▶ TASK INSTRUCTIONS: All the entries need to be quoted exactly, apart from the pictures, which you should drop.

(Collection entries)

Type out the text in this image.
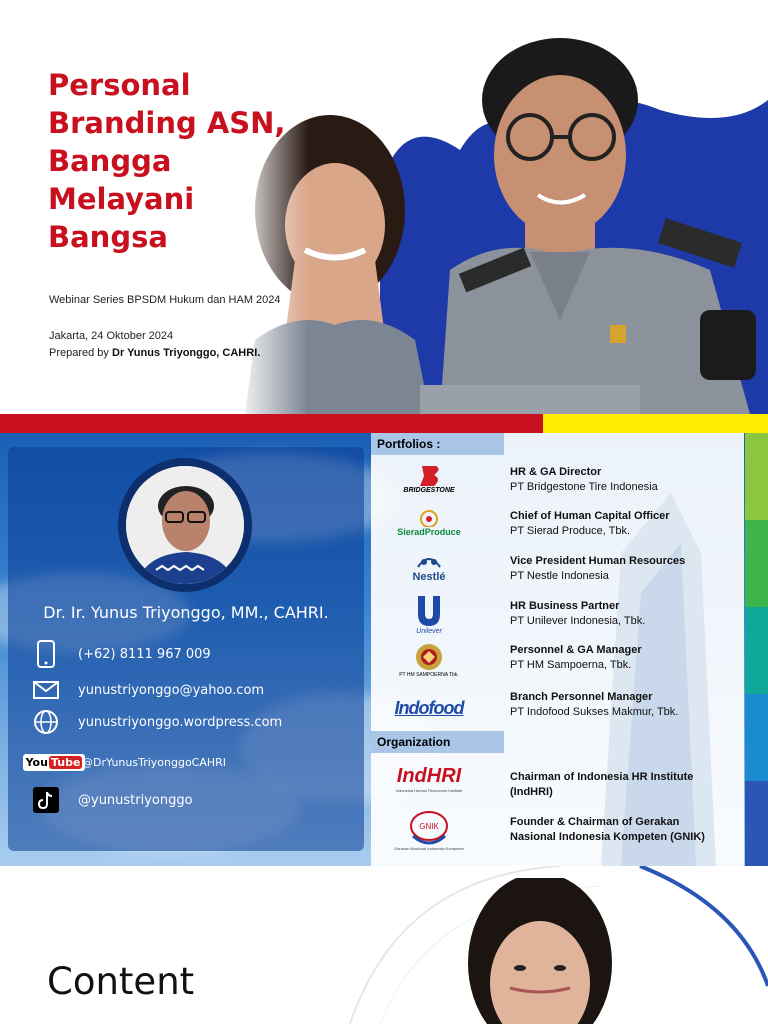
Personal
Branding ASN,
Bangga
Melayani
Bangsa
Webinar Series BPSDM Hukum dan HAM 2024
Jakarta, 24 Oktober 2024
Prepared by Dr Yunus Triyonggo, CAHRI.
Dr. Ir. Yunus Triyonggo, MM., CAHRI.
(+62) 8111 967 009
yunustriyonggo@yahoo.com
yunustriyonggo.wordpress.com
You Tube @DrYunusTriyonggoCAHRI
@yunustriyonggo
Portfolios :
BRIDGESTONE
SieradProduce
Nestlé
Unilever
PT HM SAMPOERNA Tbk.
Indofood
HR & GA Director
PT Bridgestone Tire Indonesia
Chief of Human Capital Officer
PT Sierad Produce, Tbk.
Vice President Human Resources
PT Nestle Indonesia
HR Business Partner
PT Unilever Indonesia, Tbk.
Personnel & GA Manager
PT HM Sampoerna, Tbk.
Branch Personnel Manager
PT Indofood Sukses Makmur, Tbk.
Organization
IndHRI
Indonesia Human Resources Institute
GNIK
Gerakan Nasional Indonesia Kompeten
Chairman of Indonesia HR Institute
(IndHRI)
Founder & Chairman of Gerakan
Nasional Indonesia Kompeten (GNIK)
Content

▶ OUTPUT FOR THIS EXERCISE:
Type out the text in this image.
Personal
Branding ASN,
Bangga
Melayani
Bangsa
Webinar Series BPSDM Hukum dan HAM 2024
Jakarta, 24 Oktober 2024
Prepared by Dr Yunus Triyonggo, CAHRI.
Dr. Ir. Yunus Triyonggo, MM., CAHRI.
(+62) 8111 967 009
yunustriyonggo@yahoo.com
yunustriyonggo.wordpress.com
You Tube @DrYunusTriyonggoCAHRI
@yunustriyonggo
Portfolios :
BRIDGESTONE
SieradProduce
Nestlé
Unilever
PT HM SAMPOERNA Tbk.
Indofood
HR & GA Director
PT Bridgestone Tire Indonesia
Chief of Human Capital Officer
PT Sierad Produce, Tbk.
Vice President Human Resources
PT Nestle Indonesia
HR Business Partner
PT Unilever Indonesia, Tbk.
Personnel & GA Manager
PT HM Sampoerna, Tbk.
Branch Personnel Manager
PT Indofood Sukses Makmur, Tbk.
Organization
IndHRI
Indonesia Human Resources Institute
GNIK
Gerakan Nasional Indonesia Kompeten
Chairman of Indonesia HR Institute
(IndHRI)
Founder & Chairman of Gerakan
Nasional Indonesia Kompeten (GNIK)
Content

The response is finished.